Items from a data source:
———

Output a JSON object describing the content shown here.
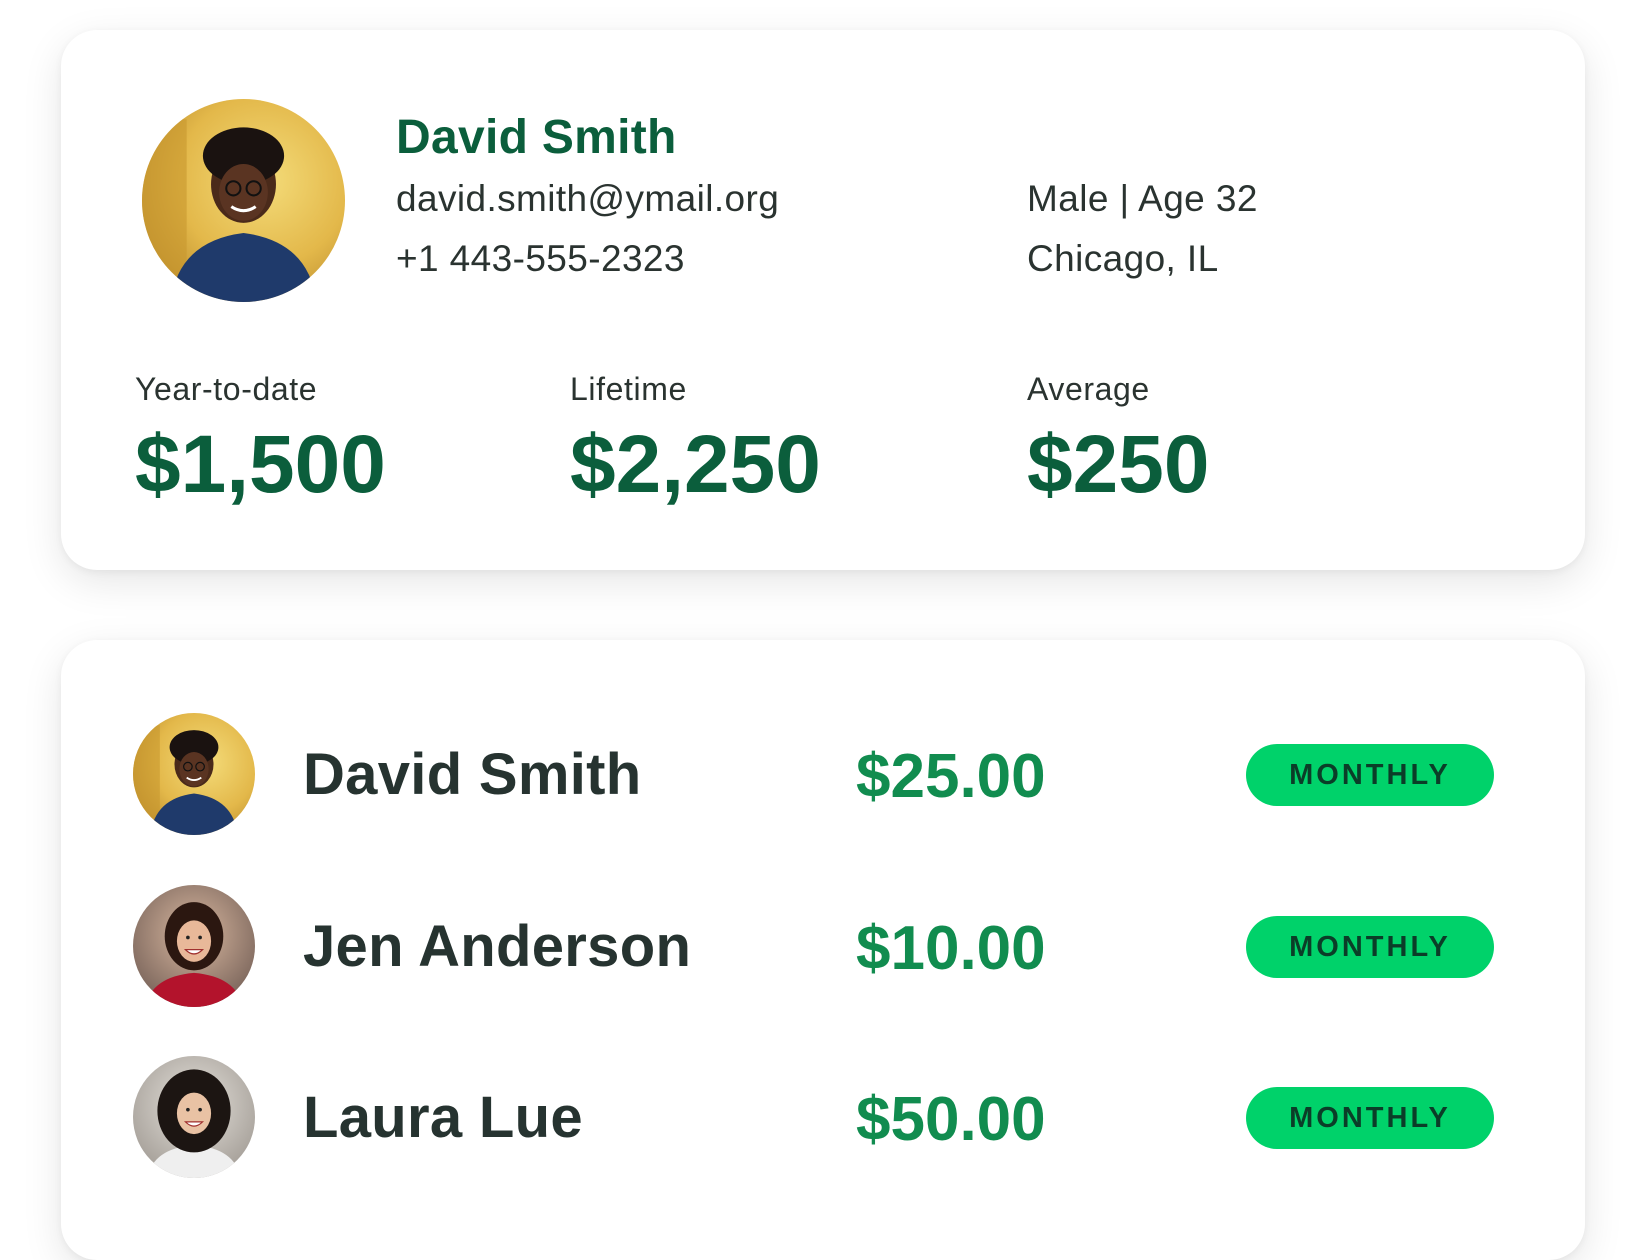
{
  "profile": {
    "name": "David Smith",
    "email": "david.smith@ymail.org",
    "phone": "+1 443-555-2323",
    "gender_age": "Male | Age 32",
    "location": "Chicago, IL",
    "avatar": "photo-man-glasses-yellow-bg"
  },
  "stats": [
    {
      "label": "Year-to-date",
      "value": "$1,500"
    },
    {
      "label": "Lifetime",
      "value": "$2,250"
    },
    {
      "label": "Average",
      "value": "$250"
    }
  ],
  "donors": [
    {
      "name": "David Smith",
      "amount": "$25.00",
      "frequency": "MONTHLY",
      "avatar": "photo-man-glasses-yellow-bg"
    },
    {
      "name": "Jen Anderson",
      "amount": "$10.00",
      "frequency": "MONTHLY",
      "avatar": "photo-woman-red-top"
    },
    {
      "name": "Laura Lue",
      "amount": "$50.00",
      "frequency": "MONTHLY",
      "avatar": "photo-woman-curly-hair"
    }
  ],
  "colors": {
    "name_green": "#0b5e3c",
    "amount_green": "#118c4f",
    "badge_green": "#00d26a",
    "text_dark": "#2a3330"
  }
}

———

- WHAT YOU WILL DO
All lines above with "label" in them should be returned.

- WRITTEN REPLY
      "label": "Year-to-date",
      "label": "Lifetime",
      "label": "Average",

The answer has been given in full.